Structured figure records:
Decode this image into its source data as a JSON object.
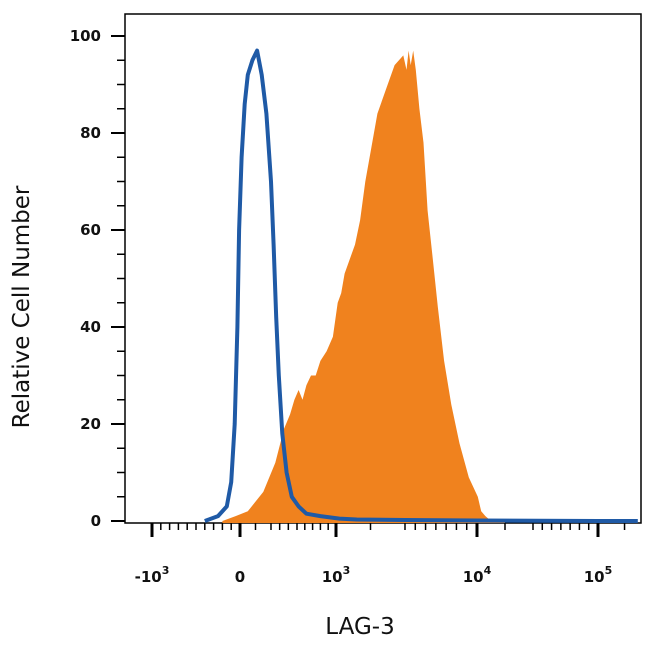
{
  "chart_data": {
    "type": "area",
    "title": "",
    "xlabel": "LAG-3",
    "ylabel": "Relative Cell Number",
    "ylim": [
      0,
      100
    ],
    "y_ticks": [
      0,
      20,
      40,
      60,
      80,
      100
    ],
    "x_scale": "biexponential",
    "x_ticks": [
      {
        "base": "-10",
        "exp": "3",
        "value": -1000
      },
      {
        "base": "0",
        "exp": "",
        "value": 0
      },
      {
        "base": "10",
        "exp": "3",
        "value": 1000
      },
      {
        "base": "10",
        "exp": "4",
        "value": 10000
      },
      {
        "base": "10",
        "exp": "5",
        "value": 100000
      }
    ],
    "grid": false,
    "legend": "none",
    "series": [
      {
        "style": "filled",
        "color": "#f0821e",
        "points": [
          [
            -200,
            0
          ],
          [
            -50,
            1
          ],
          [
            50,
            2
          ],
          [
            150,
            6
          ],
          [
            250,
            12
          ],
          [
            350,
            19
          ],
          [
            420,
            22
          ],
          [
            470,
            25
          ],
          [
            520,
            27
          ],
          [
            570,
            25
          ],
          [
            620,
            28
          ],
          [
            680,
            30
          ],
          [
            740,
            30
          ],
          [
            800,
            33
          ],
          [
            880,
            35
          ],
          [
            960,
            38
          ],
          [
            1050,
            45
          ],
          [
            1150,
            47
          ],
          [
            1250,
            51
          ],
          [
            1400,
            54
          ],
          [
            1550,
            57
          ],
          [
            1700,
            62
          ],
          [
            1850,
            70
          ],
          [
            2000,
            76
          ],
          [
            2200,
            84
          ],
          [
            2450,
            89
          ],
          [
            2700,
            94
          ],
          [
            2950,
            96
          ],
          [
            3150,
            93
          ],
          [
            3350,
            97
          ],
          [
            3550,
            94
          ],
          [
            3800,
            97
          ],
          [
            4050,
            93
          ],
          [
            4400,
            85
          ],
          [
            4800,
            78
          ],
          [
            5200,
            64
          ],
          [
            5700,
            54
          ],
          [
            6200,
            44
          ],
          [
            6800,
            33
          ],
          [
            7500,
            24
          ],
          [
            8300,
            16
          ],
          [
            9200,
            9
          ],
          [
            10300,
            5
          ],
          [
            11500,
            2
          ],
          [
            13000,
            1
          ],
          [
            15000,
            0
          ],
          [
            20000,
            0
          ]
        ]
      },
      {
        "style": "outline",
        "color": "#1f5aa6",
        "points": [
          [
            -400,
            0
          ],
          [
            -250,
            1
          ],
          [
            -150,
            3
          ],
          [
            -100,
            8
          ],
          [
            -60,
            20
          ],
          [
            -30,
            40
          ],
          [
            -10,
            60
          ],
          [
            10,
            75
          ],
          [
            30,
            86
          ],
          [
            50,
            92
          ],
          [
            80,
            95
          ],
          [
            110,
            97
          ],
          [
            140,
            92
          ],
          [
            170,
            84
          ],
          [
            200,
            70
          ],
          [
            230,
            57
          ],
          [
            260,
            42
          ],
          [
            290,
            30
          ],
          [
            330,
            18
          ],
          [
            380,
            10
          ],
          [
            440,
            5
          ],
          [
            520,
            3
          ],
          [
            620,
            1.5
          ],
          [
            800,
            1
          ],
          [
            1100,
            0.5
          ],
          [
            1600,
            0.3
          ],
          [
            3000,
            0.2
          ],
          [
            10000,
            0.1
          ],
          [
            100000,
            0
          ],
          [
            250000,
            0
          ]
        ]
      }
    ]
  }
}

* * *

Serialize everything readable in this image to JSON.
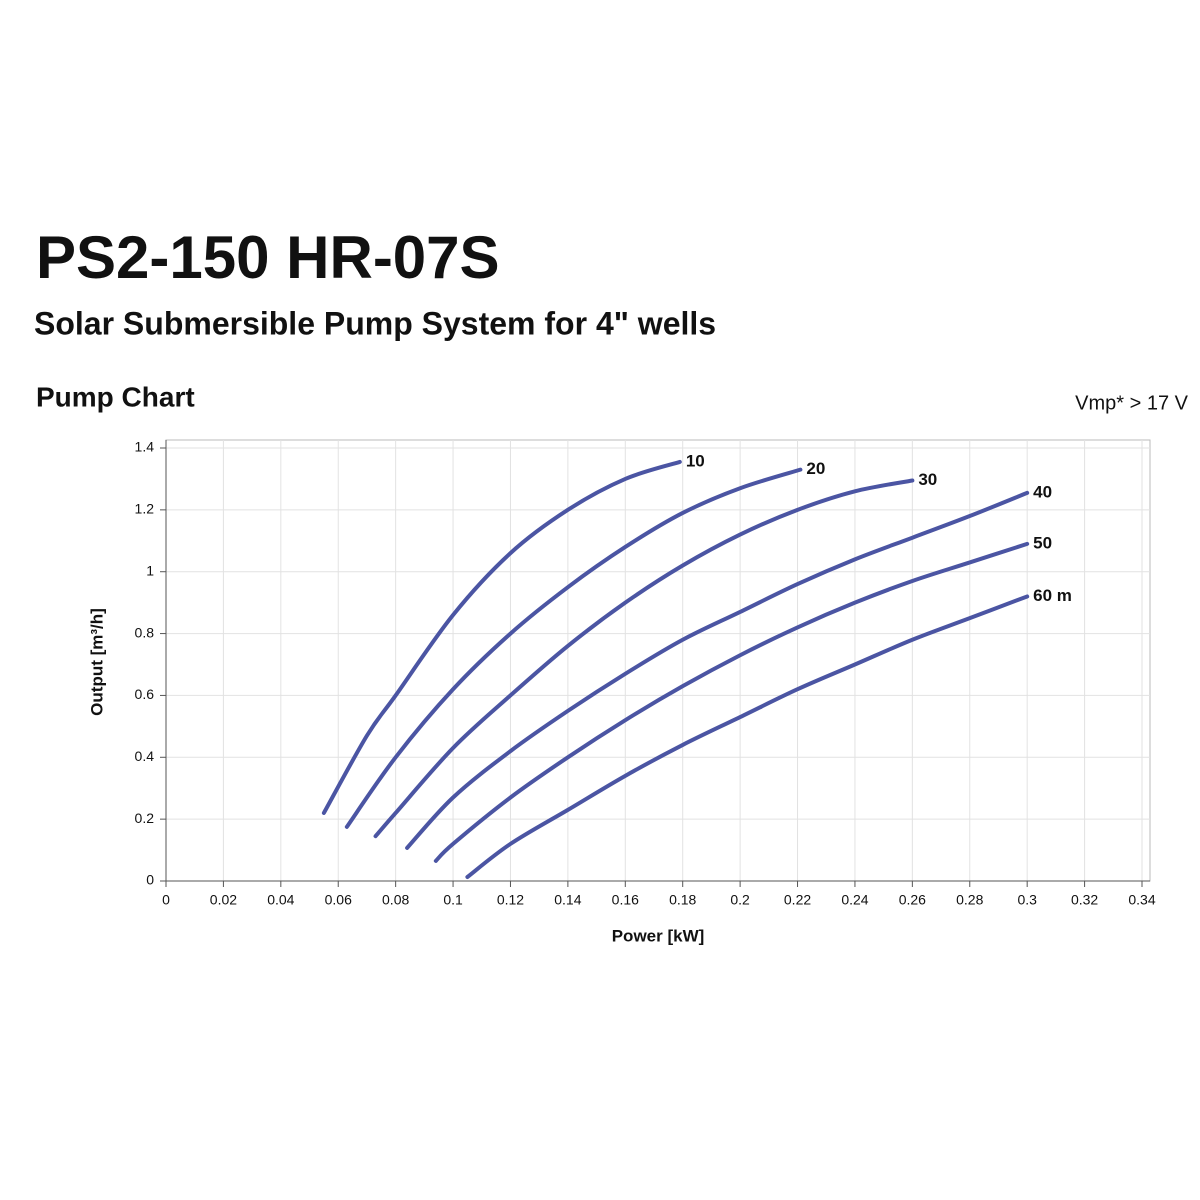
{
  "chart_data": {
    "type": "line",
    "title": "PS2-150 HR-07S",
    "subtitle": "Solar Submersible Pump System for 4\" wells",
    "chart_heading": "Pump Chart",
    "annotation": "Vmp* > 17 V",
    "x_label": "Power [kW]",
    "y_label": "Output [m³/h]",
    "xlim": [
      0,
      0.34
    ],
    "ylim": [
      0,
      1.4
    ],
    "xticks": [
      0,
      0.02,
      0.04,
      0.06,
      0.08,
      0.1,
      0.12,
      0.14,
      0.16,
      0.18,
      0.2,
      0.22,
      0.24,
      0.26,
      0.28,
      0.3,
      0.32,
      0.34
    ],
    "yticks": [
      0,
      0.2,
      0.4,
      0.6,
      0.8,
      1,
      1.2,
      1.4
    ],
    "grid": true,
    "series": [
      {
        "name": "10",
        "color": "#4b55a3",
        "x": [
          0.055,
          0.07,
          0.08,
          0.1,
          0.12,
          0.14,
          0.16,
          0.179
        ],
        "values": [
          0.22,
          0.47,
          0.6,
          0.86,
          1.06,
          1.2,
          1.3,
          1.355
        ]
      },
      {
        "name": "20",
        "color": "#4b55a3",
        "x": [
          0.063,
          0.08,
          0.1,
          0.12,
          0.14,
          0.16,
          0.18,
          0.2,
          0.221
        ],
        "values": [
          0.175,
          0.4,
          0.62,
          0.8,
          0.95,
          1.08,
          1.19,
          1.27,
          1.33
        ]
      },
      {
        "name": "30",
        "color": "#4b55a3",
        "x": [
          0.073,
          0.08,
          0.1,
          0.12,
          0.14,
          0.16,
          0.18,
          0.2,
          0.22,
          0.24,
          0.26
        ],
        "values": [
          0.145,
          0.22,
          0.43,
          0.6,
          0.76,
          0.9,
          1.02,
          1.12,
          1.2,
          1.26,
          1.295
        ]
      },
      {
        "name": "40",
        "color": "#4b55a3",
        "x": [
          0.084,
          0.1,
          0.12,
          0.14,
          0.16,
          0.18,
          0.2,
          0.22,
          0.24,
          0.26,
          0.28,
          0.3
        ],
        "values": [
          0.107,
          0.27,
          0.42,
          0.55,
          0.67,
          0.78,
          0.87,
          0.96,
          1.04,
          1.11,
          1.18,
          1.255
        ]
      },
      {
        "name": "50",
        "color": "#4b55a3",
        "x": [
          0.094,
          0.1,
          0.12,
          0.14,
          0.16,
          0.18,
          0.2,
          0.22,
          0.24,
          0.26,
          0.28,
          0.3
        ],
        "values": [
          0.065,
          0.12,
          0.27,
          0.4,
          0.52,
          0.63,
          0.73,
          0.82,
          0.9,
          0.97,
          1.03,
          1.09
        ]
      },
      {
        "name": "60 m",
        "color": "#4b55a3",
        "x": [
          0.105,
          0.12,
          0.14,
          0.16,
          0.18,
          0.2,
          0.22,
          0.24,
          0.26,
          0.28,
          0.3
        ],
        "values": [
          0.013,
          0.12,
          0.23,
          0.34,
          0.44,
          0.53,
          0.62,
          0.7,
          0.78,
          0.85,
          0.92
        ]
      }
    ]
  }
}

--

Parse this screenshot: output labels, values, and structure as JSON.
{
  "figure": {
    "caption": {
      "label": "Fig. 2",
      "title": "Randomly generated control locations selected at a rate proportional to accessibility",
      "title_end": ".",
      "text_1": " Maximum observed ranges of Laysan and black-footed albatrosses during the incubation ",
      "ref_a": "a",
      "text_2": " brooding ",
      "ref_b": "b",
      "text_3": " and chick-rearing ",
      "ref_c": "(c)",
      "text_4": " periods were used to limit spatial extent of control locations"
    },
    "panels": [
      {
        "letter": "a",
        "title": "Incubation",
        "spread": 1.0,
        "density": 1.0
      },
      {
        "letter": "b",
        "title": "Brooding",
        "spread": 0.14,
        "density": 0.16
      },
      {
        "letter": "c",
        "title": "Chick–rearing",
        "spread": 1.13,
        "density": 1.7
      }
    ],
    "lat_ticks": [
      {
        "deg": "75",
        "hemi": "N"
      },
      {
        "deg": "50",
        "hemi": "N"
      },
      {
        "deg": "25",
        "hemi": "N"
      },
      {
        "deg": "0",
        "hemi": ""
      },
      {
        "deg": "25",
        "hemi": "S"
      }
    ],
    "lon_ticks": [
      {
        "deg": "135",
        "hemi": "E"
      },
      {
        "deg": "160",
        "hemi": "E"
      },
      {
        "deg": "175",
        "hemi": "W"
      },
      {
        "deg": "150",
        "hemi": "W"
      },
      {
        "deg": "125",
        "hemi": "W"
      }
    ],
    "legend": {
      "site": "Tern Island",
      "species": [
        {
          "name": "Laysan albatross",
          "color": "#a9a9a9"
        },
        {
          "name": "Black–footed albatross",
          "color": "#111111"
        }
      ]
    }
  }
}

▸ Task instructions
Scan the material above for the string "footed" and return the lines that hold it.

▸ Result of the task
      "text_1": " Maximum observed ranges of Laysan and black-footed albatrosses during the incubation ",
          "name": "Black–footed albatross",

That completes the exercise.